[EXERCISE MATERIALS start]
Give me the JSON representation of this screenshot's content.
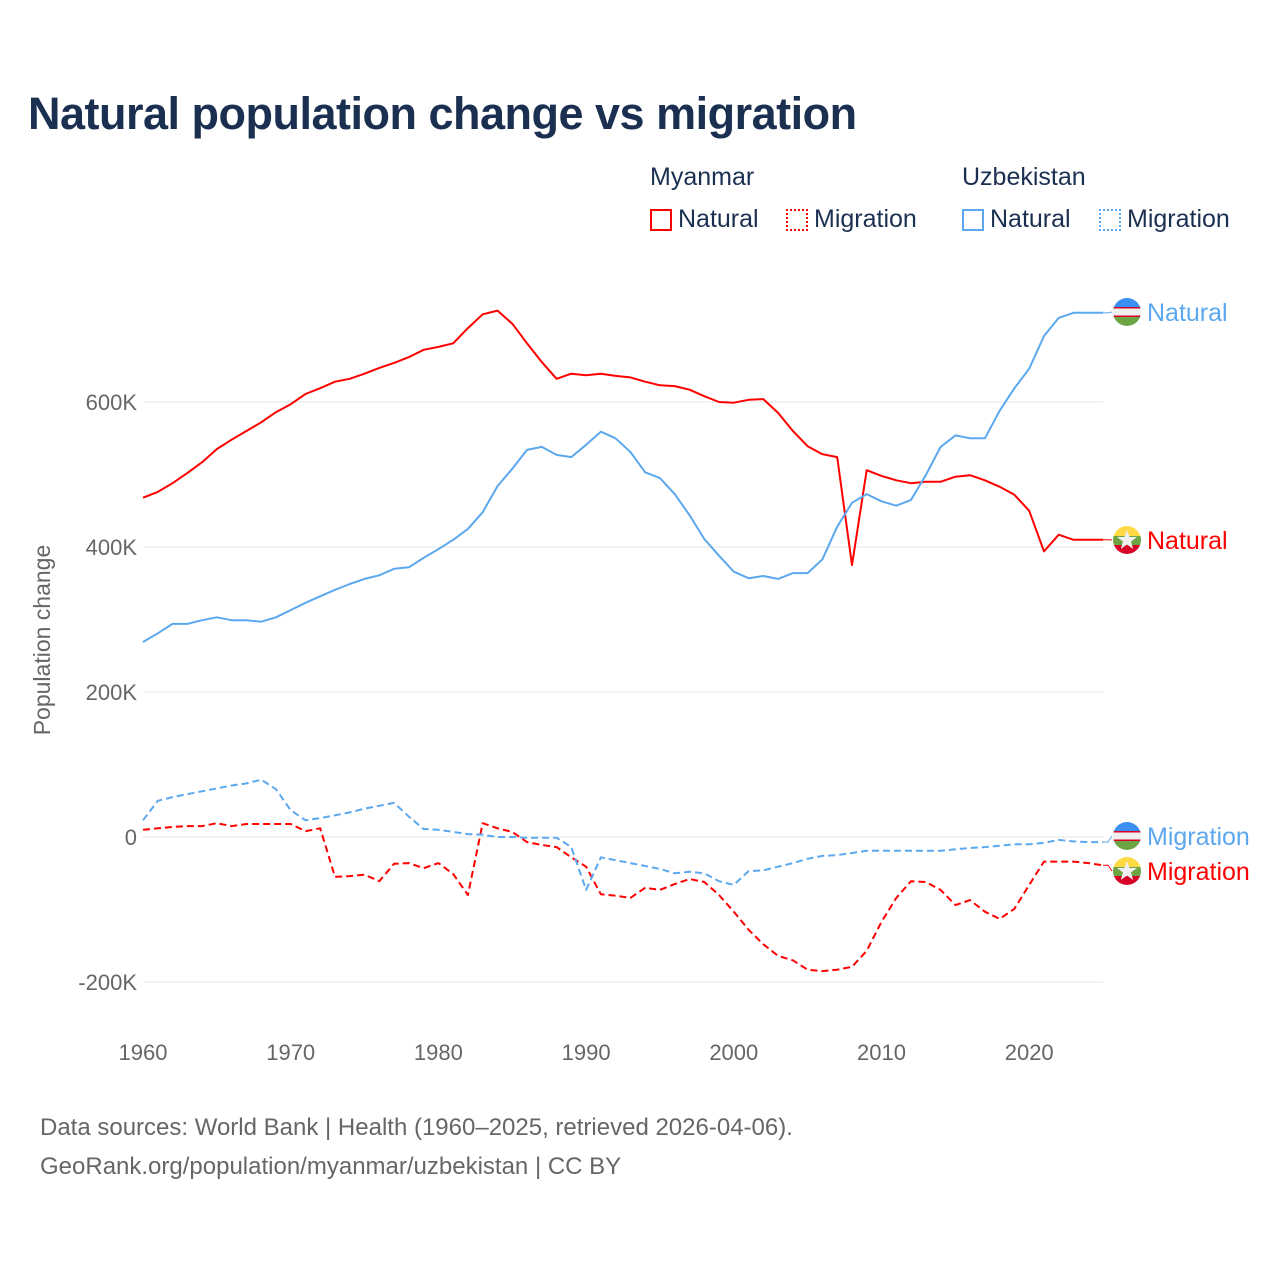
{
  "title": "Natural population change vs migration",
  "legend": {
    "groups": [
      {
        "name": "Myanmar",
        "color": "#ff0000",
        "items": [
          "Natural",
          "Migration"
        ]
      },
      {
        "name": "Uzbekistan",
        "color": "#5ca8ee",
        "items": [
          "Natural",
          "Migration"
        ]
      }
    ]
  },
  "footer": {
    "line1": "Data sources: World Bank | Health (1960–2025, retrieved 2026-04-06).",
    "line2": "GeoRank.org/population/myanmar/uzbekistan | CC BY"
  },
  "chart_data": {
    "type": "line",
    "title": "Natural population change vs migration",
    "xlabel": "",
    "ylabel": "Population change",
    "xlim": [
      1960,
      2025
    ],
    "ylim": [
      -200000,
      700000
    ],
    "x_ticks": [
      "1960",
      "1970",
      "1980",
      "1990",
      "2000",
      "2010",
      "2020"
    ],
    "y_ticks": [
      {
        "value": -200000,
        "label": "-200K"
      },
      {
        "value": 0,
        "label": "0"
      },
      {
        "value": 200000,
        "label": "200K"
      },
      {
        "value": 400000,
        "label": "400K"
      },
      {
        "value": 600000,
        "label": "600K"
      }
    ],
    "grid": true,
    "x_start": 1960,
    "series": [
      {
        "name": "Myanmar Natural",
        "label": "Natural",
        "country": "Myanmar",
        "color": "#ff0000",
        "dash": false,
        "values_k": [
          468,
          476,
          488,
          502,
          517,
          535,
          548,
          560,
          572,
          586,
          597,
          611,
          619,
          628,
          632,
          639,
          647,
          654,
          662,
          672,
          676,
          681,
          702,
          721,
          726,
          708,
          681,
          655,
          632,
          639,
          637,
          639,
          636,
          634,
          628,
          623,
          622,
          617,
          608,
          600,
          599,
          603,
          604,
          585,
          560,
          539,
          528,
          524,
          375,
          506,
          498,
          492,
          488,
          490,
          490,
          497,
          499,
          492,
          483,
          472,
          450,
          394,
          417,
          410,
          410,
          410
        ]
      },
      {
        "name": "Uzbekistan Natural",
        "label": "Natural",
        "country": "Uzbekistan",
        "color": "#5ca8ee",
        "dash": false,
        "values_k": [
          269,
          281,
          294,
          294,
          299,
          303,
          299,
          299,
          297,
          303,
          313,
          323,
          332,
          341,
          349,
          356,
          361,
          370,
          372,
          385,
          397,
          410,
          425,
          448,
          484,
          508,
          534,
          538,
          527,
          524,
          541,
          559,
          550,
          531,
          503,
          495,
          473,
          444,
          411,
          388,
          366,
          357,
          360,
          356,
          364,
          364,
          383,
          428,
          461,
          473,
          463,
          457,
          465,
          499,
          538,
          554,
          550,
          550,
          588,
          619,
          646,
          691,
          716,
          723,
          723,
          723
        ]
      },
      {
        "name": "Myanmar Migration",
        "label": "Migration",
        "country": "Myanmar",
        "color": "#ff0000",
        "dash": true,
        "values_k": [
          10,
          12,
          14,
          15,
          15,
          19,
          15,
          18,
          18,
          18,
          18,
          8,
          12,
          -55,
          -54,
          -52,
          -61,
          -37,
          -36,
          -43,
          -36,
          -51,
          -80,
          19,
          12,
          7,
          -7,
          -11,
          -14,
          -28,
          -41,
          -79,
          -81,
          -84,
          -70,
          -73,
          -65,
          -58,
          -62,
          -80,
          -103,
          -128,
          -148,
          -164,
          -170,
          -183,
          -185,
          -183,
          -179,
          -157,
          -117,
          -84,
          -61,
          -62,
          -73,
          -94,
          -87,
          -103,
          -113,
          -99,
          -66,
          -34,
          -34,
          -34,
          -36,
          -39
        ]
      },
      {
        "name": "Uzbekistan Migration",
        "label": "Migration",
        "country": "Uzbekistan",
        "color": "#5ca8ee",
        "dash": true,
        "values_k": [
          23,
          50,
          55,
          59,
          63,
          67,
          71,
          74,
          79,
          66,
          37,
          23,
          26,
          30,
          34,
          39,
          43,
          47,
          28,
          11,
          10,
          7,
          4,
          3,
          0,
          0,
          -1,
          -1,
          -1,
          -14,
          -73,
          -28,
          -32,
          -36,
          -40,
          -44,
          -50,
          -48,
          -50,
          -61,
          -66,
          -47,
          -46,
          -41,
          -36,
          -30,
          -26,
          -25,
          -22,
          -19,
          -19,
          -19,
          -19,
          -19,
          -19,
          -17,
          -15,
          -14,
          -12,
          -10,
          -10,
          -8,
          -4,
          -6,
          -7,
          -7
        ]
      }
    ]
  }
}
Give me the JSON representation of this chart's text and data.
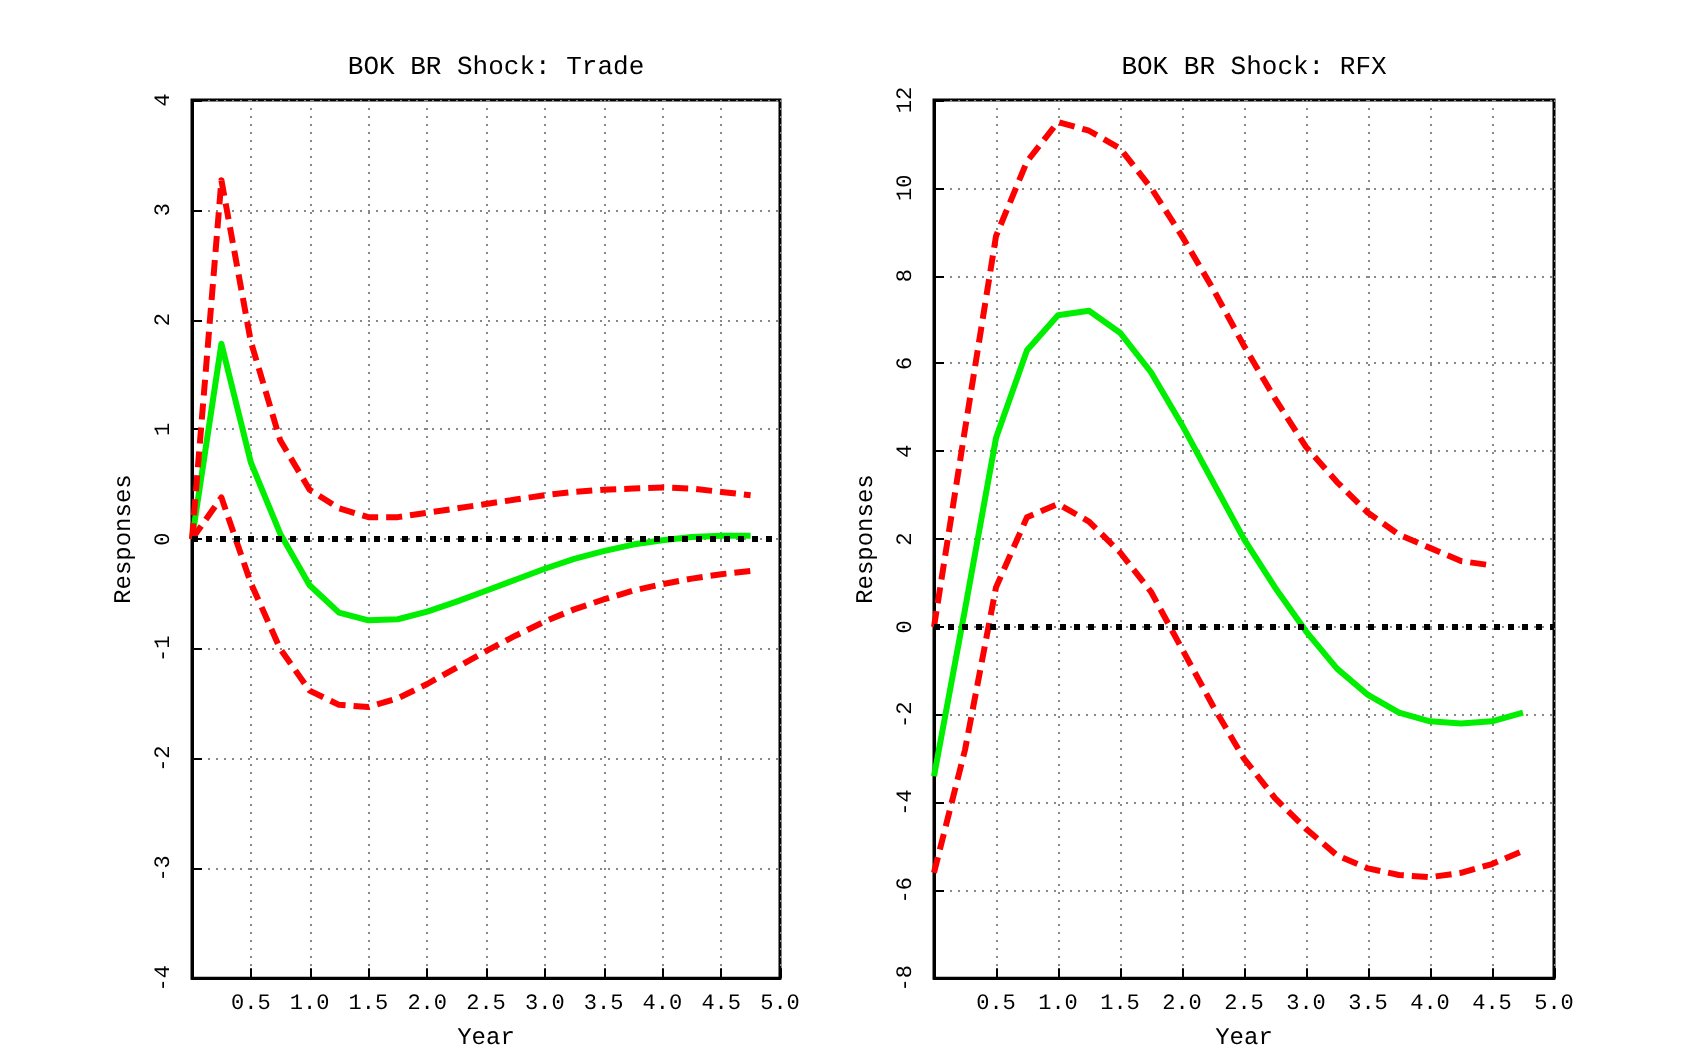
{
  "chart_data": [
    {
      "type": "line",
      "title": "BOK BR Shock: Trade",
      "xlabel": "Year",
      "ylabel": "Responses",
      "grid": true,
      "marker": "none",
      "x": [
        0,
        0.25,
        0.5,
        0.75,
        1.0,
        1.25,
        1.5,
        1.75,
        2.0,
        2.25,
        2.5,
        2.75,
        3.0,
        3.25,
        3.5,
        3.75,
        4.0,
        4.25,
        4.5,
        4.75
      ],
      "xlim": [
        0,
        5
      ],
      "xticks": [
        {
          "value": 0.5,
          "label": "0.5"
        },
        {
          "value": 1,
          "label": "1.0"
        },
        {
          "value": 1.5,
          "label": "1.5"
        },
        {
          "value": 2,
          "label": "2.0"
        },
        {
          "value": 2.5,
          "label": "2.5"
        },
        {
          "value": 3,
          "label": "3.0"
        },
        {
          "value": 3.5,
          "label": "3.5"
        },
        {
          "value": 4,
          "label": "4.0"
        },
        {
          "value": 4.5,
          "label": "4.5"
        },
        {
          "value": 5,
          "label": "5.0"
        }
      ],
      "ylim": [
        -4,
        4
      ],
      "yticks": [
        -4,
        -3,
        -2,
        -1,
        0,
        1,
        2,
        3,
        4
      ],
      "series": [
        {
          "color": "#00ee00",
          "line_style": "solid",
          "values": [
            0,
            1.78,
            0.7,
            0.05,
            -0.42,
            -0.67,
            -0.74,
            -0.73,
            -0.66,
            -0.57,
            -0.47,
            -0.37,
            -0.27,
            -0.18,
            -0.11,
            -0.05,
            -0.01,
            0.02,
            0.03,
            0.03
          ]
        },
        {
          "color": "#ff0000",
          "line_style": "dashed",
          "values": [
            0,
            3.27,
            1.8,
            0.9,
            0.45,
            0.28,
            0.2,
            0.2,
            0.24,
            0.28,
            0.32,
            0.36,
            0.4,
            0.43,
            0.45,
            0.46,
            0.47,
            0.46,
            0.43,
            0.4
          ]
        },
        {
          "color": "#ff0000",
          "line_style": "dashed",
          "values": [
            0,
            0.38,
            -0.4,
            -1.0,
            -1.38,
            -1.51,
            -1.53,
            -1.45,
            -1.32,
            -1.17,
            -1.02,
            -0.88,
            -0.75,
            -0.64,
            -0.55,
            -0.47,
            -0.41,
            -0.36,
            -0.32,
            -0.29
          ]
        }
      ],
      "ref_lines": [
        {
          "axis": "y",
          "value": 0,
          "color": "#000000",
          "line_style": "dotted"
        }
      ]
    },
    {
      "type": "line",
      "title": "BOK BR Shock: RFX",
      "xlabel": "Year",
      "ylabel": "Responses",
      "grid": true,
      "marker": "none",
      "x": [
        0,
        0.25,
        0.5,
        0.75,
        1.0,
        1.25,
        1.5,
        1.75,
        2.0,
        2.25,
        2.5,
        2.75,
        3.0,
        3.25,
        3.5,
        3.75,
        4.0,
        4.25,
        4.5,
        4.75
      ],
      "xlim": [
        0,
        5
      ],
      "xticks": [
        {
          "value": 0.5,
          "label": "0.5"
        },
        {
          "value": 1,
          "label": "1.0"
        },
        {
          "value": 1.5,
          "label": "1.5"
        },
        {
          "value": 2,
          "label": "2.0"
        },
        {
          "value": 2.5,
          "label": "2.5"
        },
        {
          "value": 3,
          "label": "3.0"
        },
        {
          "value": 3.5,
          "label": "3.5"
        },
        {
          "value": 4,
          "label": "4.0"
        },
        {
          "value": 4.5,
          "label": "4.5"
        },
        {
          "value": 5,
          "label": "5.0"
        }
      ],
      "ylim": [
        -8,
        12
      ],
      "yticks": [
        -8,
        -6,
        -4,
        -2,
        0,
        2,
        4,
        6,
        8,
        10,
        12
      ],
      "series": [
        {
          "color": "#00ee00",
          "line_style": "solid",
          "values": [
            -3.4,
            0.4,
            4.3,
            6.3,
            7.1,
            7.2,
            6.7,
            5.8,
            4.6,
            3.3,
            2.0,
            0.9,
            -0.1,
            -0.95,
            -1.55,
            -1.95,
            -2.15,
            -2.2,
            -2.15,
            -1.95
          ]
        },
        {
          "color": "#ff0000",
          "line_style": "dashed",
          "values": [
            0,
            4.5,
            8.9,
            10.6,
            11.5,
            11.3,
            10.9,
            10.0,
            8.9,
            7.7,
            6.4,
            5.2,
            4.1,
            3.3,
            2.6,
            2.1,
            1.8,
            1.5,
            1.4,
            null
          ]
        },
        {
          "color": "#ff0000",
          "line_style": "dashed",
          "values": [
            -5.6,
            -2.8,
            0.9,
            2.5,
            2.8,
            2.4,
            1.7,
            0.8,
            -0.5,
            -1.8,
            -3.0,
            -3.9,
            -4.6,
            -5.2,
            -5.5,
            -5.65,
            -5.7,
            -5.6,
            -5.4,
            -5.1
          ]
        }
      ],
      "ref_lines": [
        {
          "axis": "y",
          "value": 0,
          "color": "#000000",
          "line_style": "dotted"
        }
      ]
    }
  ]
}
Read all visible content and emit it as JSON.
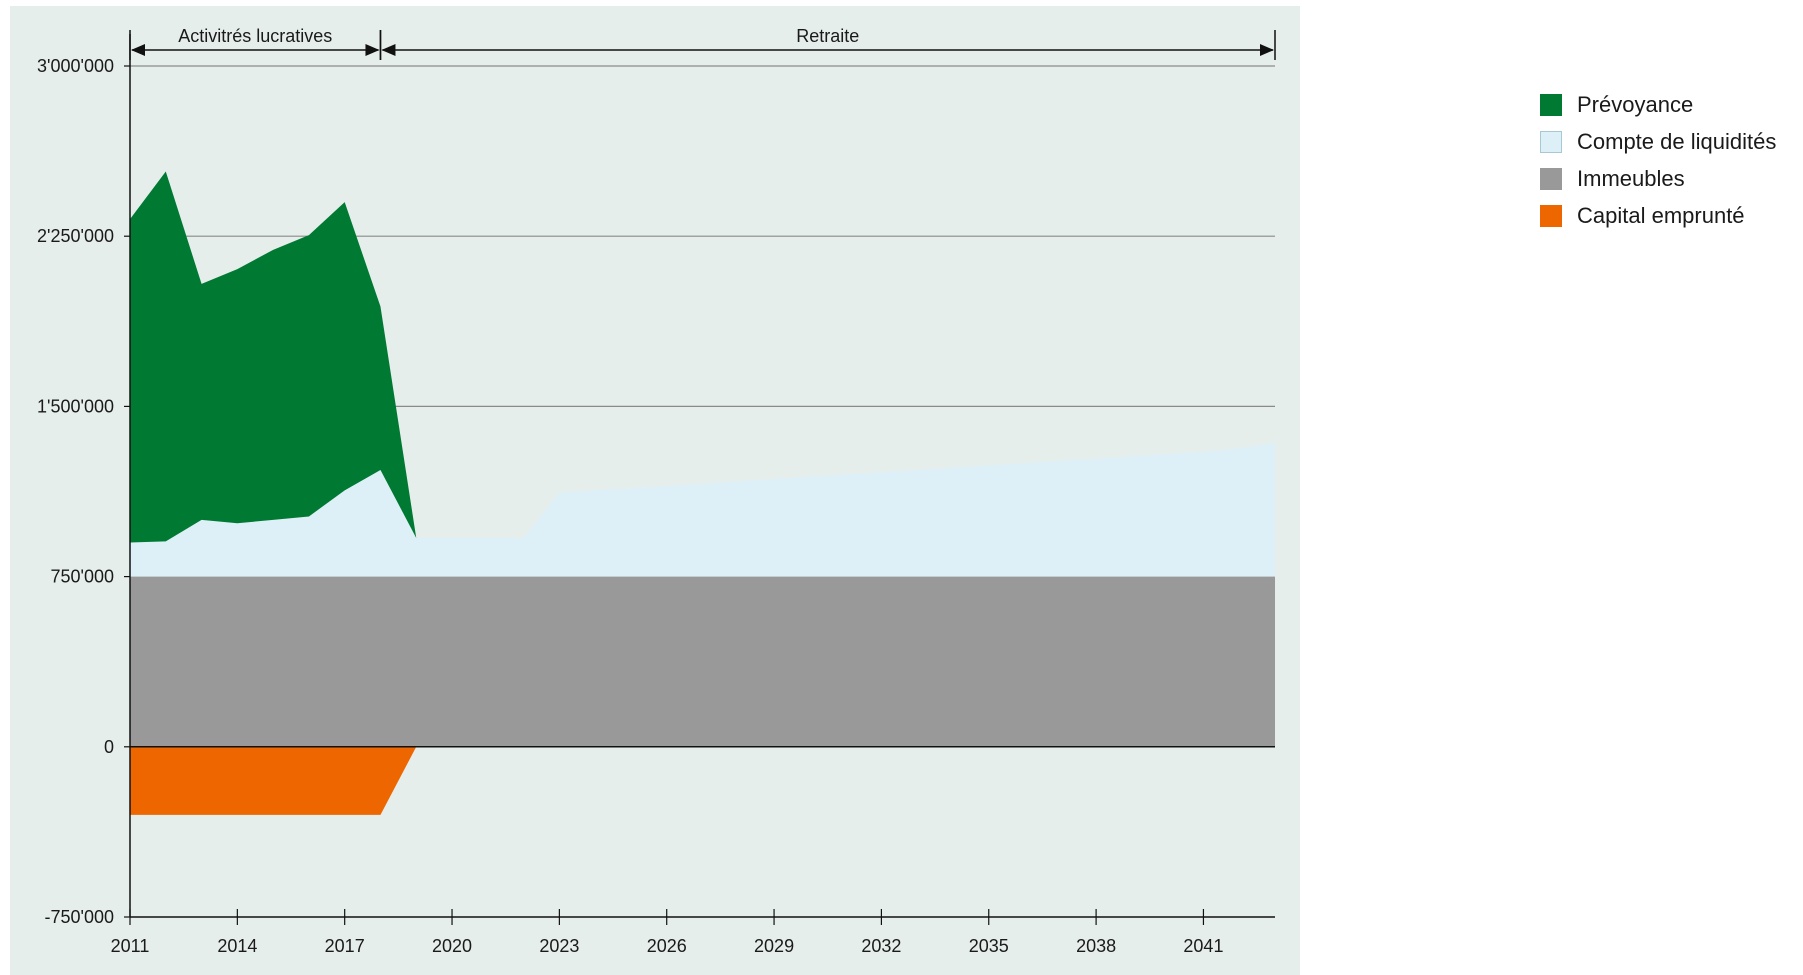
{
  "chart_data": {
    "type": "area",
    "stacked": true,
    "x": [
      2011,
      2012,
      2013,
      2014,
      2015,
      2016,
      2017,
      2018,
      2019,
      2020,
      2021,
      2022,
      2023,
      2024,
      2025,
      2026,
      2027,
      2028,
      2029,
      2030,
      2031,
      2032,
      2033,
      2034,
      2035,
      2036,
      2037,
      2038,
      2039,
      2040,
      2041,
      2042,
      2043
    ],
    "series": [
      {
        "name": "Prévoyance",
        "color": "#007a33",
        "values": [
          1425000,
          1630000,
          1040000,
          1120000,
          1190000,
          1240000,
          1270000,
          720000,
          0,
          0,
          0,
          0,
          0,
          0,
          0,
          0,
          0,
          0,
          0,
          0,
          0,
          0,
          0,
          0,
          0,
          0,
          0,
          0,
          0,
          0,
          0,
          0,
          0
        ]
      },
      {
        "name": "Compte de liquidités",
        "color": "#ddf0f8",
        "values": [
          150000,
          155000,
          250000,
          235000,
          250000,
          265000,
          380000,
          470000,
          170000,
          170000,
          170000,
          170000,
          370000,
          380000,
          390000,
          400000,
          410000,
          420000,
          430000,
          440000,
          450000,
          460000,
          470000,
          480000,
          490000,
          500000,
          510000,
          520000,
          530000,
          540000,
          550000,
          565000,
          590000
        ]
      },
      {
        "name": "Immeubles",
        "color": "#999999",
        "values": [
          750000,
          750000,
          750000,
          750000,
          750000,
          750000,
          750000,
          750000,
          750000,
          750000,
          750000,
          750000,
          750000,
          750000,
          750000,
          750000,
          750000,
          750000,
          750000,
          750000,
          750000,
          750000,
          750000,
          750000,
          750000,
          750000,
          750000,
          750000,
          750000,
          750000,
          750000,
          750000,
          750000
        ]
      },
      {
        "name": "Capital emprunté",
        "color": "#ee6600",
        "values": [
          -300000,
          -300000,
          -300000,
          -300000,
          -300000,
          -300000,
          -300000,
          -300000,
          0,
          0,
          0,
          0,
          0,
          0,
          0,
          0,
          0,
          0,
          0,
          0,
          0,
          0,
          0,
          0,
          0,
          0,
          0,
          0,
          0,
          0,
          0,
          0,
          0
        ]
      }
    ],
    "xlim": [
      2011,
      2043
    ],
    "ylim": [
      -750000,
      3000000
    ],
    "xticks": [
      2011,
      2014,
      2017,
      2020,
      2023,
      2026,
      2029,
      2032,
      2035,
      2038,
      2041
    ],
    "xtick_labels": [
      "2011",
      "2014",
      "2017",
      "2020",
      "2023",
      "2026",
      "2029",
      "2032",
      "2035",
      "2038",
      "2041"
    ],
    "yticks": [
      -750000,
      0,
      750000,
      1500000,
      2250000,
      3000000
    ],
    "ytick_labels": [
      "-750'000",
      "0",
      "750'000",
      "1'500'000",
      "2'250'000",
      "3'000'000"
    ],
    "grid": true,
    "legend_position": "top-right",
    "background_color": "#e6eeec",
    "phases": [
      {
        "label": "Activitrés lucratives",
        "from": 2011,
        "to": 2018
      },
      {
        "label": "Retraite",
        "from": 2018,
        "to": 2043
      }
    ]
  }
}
[EXERCISE MATERIALS end]
*WORK REQUIRED*: Out of the material above, gather each line where "JSON" appears.

*REPLY TO THE EXERCISE*:
Give me the JSON representation of this screenshot's content.
Give me the JSON representation of this chart's text and data.
Read all visible content and emit it as JSON.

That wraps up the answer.